## CHALLENGE A
In the differentiability solution, what is the minimum value of g, and at which x does it occur?
## CHALLENGE B
Carry on the differentiability solution from its final sentence.

+++ TEXT EXTRACT

Let $$f(x) = \begin{cases} \{4x^2 - 8x + 5\}, & \text{if } 8x^2 - 6x + 1 \ge 0 \\ [4x^2 - 8x + 5], & \text{if } 8x^2 - 6x + 1 < 0 \end{cases}$$, where $$[\alpha]$$ denotes the greatest integer less than or equal to $$\alpha$$ . Then the number of points in $$\mathbb{R}$$ where $$f$$ is not differentiable is ______.


Correct Answer: 3

We have $$f(x) = \begin{cases} \{4x^2 - 8x + 5\}, & \text{if } 8x^2 - 6x + 1 \ge 0 \\ [4x^2 - 8x + 5], & \text{if } 8x^2 - 6x + 1 < 0 \end{cases}$$ where $$\{\alpha\}$$ is the fractional part and $$[\alpha]$$ is the greatest integer function.

Observe that $$g(x) = 4x^2 - 8x + 5 = 4(x-1)^2 + 1$$.

Since $$g$$ attains its minimum at $$x = 1$$, this minimum value is $$g(1) = 1$$.

Moreover, $$g$$ is symmetric about $$x = 1$$.

To determine the intervals where each branch of $$f$$ applies, we solve $$8x^2 - 6x + 1 = 0$$.

$$8x^2 - 6x + 1 = (2x - 1)(4x - 1) = 0 \implies x = \dfrac{1}{4} \text{ or } x = \dfrac{1}{2}$$

It follows that $$8x^2 - 6x + 1 < 0$$ on $$\left(\dfrac{1}{4},\, \dfrac{1}{2}\right)$$ and is non-negative elsewhere.

Hence $$f(x) = \{g(x)\}$$ outside $$\left(\dfrac{1}{4},\, \dfrac{1}{2}\right)$$ and $$f(x) = [g(x)]$$ on $$\left(\dfrac{1}{4},\, \dfrac{1}{2}\right)$$.

In particular, evaluating $$g$$ at the endpoints of $$\left(\dfrac{1}{4},\, \dfrac{1}{2}\right)$$ yields:

$$g\!\left(\dfrac{1}{4}\right) = 4\!\left(\dfrac{3}{4}\right)^2 + 1 = 4 \cdot \dfrac{9}{16} + 1 = \dfrac{13}{4} = 3.25$$

$$g\!\left(\dfrac{1}{2}\right) = 4\!\left(\dfrac{1}{2}\right)^2 + 1 = 4 \cdot \dfrac{1}{4} + 1 = 2$$

Thus, on $$\left(\dfrac{1}{4},\, \dfrac{1}{2}\right)$$, $$g$$ decreases from $$3.25$$ to $$2$$.

++++++
+++ ENTRIES

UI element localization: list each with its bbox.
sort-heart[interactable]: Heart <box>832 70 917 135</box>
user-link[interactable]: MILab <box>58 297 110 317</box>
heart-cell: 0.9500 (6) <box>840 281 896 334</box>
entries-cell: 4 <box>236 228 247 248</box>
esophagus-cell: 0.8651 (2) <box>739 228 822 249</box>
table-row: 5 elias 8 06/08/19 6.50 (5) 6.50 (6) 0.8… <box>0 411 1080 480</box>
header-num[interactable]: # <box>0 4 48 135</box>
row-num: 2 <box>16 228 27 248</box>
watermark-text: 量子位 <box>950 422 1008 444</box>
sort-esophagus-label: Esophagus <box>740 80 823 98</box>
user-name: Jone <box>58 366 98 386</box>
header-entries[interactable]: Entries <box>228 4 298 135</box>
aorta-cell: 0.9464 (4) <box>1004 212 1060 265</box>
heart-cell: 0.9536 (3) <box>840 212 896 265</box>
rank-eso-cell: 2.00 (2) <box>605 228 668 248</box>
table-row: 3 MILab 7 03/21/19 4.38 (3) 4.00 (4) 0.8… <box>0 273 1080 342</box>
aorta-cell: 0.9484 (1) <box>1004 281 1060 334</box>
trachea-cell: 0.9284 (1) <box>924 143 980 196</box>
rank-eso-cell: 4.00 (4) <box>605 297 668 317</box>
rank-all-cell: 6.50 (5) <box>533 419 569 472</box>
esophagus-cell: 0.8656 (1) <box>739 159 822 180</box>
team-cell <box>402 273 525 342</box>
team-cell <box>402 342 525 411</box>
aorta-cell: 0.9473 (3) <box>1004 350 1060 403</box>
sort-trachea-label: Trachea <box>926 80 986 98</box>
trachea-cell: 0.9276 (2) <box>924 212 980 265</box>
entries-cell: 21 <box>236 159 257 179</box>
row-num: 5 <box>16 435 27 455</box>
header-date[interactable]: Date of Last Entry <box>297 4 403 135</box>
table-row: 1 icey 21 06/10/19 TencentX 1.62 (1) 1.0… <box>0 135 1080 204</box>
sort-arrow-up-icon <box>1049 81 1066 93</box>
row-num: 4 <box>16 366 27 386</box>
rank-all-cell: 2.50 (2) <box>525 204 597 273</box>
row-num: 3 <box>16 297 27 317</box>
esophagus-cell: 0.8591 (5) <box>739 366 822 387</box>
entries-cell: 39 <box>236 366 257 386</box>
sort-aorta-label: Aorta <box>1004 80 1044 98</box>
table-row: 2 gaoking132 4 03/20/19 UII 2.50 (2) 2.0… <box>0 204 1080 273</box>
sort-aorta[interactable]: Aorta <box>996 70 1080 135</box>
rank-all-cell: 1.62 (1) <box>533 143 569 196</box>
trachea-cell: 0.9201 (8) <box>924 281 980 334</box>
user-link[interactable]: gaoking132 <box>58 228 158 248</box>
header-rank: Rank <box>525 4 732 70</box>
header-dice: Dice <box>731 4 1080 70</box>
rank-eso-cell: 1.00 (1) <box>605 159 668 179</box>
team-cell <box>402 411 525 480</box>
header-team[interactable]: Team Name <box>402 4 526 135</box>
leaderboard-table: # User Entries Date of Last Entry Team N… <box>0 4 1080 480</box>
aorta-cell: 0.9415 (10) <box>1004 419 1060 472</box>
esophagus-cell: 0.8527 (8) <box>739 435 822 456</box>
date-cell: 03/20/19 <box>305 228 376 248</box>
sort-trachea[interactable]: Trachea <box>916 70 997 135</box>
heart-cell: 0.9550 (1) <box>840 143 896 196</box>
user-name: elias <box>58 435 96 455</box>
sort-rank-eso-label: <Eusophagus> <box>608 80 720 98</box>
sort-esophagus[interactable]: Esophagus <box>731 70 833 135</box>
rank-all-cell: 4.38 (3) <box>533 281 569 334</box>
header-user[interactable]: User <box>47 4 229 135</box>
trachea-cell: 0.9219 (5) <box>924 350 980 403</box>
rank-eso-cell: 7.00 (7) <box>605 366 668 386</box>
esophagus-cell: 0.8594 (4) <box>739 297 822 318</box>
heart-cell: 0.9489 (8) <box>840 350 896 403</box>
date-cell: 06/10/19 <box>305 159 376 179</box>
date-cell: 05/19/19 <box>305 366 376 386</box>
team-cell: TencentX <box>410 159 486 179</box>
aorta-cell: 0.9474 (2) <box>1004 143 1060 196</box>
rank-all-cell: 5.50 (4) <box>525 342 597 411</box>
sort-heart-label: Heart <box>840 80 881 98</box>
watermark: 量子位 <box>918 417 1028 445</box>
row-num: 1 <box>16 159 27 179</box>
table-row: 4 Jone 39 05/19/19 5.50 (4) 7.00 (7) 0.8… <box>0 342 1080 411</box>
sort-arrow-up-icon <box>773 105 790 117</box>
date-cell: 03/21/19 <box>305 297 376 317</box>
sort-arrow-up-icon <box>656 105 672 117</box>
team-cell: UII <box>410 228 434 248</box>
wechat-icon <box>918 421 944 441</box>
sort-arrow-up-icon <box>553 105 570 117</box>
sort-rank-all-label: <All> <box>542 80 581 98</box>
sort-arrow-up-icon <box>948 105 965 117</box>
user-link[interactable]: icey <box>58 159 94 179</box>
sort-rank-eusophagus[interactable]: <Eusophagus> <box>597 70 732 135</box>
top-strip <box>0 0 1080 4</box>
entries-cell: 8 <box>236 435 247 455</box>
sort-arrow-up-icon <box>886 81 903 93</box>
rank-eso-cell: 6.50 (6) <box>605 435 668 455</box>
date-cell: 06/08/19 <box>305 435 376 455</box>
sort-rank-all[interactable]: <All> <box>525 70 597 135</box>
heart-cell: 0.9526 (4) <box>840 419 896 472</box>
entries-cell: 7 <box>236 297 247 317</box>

++++++

## OUTPUT A
The minimum value of g is 1, at x = 1.

## OUTPUT B
Within this interval, the value of $$[g(x)]$$ depends on whether $$g(x)$$ lies in $$[3,3.25)$$ or $$[2,3)$$.

In particular, $$[g(x)]$$ equals $$3$$ when $$g(x)\in[3,3.25)$$ and equals $$2$$ when $$g(x)\in[2,3)$$.

Solving $$g(x)=3\implies (x-1)^2=\dfrac{1}{2}\implies x=1-\dfrac{1}{\sqrt{2}}\approx 0.293$$.

Since this value lies in $$\left(\dfrac{1}{4},\, \dfrac{1}{2}\right)$$, the floor function jumps from $$3$$ to $$2$$ at that point.

Next, examining the endpoints of $$\left(\dfrac{1}{4},\, \dfrac{1}{2}\right)$$, we find the following left and right limits of $$f(x)$$.

At $$x = \dfrac{1}{4}$$: from the left, $$f = \{g(1/4)\} = \{3.25\} = 0.25$$; from the right, $$f = [g(1/4^+)] = 3$$. There is a jump discontinuity.

At $$x = \dfrac{1}{2}$$: from the left, $$f = [g(1/2^-)] = 2$$; from the right, $$f = \{g(1/2)\} = \{2\} = 0$$. There is a jump discontinuity.

Therefore, the non-differentiable points occur at

(1) $$x = \dfrac{1}{4}$$: discontinuity between the two branches.

(2) $$x = 1 - \dfrac{1}{\sqrt{2}}$$: floor function jumps from $$3$$ to $$2$$.

(3) $$x = \dfrac{1}{2}$$: discontinuity between the two branches.

Thus, the answer is $$3$$.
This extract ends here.